[Collection entries]
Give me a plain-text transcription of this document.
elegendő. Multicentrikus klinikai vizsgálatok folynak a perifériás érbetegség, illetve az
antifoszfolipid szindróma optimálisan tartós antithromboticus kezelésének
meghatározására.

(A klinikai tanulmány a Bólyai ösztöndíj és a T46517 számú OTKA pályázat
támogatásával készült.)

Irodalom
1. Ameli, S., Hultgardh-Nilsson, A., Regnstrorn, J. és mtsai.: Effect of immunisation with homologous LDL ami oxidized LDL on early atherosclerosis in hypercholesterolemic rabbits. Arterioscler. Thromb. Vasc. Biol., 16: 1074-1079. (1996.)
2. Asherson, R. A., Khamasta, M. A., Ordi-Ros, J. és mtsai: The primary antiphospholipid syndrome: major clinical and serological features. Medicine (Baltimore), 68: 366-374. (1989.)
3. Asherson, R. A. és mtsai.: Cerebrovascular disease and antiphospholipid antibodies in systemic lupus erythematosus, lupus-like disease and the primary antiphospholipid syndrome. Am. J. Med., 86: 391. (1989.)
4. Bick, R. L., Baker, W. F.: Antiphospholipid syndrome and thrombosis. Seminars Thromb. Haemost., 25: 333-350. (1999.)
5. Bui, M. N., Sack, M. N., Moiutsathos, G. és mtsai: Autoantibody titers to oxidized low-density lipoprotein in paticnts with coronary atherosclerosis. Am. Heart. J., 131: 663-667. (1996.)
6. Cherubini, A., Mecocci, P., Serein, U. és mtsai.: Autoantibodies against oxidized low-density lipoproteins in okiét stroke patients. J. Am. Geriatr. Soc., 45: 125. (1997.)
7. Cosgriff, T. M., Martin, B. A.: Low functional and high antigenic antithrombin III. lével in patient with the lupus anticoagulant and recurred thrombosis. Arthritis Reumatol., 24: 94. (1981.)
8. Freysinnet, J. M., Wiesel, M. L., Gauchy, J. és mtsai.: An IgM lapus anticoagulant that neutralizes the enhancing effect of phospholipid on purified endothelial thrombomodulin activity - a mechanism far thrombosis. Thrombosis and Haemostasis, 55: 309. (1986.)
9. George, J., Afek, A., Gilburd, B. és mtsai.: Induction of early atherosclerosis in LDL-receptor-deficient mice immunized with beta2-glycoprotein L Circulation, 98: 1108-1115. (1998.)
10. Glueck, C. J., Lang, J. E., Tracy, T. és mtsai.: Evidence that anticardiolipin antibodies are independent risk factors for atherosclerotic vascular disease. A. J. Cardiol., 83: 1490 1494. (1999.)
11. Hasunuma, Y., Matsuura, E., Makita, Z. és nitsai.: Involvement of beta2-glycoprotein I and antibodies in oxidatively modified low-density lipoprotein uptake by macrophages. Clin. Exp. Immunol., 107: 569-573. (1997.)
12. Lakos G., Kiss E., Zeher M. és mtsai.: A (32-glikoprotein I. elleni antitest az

Your task:
Please repeat each entry exactly as written.

Answer for the task:
Give me a plain-text transcription of this document.
elegendő. Multicentrikus klinikai vizsgálatok folynak a perifériás érbetegség, illetve az
antifoszfolipid szindróma optimálisan tartós antithromboticus kezelésének
meghatározására.

(A klinikai tanulmány a Bólyai ösztöndíj és a T46517 számú OTKA pályázat
támogatásával készült.)

Irodalom
1. Ameli, S., Hultgardh-Nilsson, A., Regnstrorn, J. és mtsai.: Effect of immunisation with homologous LDL ami oxidized LDL on early atherosclerosis in hypercholesterolemic rabbits. Arterioscler. Thromb. Vasc. Biol., 16: 1074-1079. (1996.)
2. Asherson, R. A., Khamasta, M. A., Ordi-Ros, J. és mtsai: The primary antiphospholipid syndrome: major clinical and serological features. Medicine (Baltimore), 68: 366-374. (1989.)
3. Asherson, R. A. és mtsai.: Cerebrovascular disease and antiphospholipid antibodies in systemic lupus erythematosus, lupus-like disease and the primary antiphospholipid syndrome. Am. J. Med., 86: 391. (1989.)
4. Bick, R. L., Baker, W. F.: Antiphospholipid syndrome and thrombosis. Seminars Thromb. Haemost., 25: 333-350. (1999.)
5. Bui, M. N., Sack, M. N., Moiutsathos, G. és mtsai: Autoantibody titers to oxidized low-density lipoprotein in paticnts with coronary atherosclerosis. Am. Heart. J., 131: 663-667. (1996.)
6. Cherubini, A., Mecocci, P., Serein, U. és mtsai.: Autoantibodies against oxidized low-density lipoproteins in okiét stroke patients. J. Am. Geriatr. Soc., 45: 125. (1997.)
7. Cosgriff, T. M., Martin, B. A.: Low functional and high antigenic antithrombin III. lével in patient with the lupus anticoagulant and recurred thrombosis. Arthritis Reumatol., 24: 94. (1981.)
8. Freysinnet, J. M., Wiesel, M. L., Gauchy, J. és mtsai.: An IgM lapus anticoagulant that neutralizes the enhancing effect of phospholipid on purified endothelial thrombomodulin activity - a mechanism far thrombosis. Thrombosis and Haemostasis, 55: 309. (1986.)
9. George, J., Afek, A., Gilburd, B. és mtsai.: Induction of early atherosclerosis in LDL-receptor-deficient mice immunized with beta2-glycoprotein L Circulation, 98: 1108-1115. (1998.)
10. Glueck, C. J., Lang, J. E., Tracy, T. és mtsai.: Evidence that anticardiolipin antibodies are independent risk factors for atherosclerotic vascular disease. A. J. Cardiol., 83: 1490 1494. (1999.)
11. Hasunuma, Y., Matsuura, E., Makita, Z. és nitsai.: Involvement of beta2-glycoprotein I and antibodies in oxidatively modified low-density lipoprotein uptake by macrophages. Clin. Exp. Immunol., 107: 569-573. (1997.)
12. Lakos G., Kiss E., Zeher M. és mtsai.: A (32-glikoprotein I. elleni antitest az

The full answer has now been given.